Data for this exercise:
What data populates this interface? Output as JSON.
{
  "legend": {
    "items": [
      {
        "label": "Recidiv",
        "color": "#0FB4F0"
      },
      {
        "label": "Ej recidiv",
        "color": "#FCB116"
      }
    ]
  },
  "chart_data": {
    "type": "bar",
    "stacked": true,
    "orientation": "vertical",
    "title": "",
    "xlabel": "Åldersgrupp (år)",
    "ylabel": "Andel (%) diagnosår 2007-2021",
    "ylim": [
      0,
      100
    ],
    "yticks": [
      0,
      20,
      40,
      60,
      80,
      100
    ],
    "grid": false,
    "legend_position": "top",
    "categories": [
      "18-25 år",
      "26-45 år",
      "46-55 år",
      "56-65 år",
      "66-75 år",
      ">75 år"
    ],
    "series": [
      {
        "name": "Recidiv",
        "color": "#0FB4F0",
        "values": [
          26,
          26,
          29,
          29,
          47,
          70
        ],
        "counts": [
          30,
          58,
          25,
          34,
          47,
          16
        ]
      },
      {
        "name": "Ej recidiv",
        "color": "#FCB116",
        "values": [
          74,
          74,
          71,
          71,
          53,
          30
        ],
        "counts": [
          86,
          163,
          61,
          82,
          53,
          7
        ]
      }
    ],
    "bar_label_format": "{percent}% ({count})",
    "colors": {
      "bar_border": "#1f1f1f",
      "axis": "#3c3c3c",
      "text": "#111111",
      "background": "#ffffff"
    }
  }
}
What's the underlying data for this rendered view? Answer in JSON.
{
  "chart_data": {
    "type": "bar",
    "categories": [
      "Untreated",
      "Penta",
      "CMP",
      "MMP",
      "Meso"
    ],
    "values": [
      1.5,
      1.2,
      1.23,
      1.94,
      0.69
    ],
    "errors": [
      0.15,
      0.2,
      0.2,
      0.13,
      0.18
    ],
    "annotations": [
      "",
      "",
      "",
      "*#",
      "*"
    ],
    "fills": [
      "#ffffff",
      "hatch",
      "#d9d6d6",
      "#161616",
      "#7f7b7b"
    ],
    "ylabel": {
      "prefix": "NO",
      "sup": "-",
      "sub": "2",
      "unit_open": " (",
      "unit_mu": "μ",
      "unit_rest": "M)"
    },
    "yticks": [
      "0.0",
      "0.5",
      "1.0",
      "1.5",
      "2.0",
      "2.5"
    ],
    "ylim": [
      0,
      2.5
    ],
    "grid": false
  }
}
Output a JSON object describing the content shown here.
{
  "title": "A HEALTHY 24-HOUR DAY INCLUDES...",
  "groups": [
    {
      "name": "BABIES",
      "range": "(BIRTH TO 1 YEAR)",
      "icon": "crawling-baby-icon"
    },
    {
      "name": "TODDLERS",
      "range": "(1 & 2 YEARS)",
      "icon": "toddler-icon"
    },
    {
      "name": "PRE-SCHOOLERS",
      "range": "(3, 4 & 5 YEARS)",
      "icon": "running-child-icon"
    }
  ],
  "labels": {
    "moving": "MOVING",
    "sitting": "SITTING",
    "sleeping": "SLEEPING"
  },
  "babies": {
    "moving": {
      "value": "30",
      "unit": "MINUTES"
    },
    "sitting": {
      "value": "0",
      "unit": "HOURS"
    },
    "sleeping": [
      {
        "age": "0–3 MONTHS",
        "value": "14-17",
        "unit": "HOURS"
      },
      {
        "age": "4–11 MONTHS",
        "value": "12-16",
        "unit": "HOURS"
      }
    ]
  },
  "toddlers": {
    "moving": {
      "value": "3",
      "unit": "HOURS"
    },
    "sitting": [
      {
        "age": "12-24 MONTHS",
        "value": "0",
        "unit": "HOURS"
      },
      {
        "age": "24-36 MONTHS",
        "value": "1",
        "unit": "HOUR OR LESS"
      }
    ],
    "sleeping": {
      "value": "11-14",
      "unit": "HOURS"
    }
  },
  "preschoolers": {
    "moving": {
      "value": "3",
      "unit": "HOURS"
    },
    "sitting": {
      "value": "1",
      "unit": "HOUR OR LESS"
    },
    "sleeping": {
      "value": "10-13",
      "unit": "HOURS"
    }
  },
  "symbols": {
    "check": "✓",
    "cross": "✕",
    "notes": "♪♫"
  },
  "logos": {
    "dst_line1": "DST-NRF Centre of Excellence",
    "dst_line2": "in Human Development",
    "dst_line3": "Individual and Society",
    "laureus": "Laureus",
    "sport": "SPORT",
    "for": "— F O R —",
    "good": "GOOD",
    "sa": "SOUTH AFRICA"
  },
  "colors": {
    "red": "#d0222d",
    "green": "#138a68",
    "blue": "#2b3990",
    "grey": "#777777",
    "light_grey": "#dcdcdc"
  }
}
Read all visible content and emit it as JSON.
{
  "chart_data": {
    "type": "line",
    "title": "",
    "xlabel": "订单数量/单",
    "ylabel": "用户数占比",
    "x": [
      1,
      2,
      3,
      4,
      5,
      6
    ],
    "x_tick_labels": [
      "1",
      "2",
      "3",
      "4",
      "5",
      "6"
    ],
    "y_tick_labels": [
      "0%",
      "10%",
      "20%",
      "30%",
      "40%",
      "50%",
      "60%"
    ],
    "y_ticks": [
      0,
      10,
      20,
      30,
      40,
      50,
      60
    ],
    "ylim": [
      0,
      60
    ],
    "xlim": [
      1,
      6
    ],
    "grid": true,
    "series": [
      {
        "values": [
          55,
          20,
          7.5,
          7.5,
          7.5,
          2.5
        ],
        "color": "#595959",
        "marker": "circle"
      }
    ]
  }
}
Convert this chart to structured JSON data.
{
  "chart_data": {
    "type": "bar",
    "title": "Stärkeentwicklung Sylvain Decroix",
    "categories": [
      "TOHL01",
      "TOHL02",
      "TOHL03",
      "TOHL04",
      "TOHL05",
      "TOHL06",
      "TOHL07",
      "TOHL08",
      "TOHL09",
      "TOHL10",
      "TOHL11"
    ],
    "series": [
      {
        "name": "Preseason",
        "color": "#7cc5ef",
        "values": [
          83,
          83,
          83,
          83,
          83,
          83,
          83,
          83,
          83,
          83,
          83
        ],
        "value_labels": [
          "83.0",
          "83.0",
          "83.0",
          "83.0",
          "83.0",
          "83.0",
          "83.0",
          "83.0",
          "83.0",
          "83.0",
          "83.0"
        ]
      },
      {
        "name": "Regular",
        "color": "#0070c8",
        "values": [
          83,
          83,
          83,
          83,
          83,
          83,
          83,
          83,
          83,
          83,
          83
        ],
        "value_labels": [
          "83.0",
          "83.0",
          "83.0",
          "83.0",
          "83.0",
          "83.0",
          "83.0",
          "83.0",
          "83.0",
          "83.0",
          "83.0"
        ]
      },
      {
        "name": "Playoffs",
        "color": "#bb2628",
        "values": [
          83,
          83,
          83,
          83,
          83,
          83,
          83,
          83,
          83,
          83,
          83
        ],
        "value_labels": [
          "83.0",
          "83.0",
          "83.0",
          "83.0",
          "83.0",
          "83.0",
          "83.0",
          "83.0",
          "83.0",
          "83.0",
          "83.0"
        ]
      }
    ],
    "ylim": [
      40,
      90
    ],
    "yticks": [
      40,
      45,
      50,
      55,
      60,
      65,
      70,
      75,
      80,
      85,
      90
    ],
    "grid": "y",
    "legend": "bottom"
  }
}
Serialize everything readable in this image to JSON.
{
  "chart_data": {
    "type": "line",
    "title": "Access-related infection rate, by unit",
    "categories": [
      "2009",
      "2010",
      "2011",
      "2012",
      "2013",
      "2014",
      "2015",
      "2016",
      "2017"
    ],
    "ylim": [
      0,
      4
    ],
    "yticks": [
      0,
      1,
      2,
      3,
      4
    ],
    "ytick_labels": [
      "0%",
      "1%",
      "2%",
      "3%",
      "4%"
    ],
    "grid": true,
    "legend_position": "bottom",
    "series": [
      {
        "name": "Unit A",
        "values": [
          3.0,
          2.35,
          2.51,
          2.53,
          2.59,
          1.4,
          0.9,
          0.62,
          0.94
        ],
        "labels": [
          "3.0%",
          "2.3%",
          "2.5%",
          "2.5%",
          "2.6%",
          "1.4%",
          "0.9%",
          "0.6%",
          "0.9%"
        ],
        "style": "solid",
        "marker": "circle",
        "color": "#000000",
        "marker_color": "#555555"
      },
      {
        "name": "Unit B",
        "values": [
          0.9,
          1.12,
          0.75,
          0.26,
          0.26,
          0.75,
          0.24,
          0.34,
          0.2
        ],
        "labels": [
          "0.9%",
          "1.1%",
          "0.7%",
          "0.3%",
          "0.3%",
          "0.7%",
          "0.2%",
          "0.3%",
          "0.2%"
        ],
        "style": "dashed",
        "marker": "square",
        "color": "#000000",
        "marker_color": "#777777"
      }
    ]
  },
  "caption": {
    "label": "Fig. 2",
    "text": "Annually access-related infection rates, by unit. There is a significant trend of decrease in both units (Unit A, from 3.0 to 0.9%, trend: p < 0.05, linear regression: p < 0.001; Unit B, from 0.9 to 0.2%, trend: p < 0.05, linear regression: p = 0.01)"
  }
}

Task details: Respond with the number of lines containing "infection" and no additional words.

Task result: 2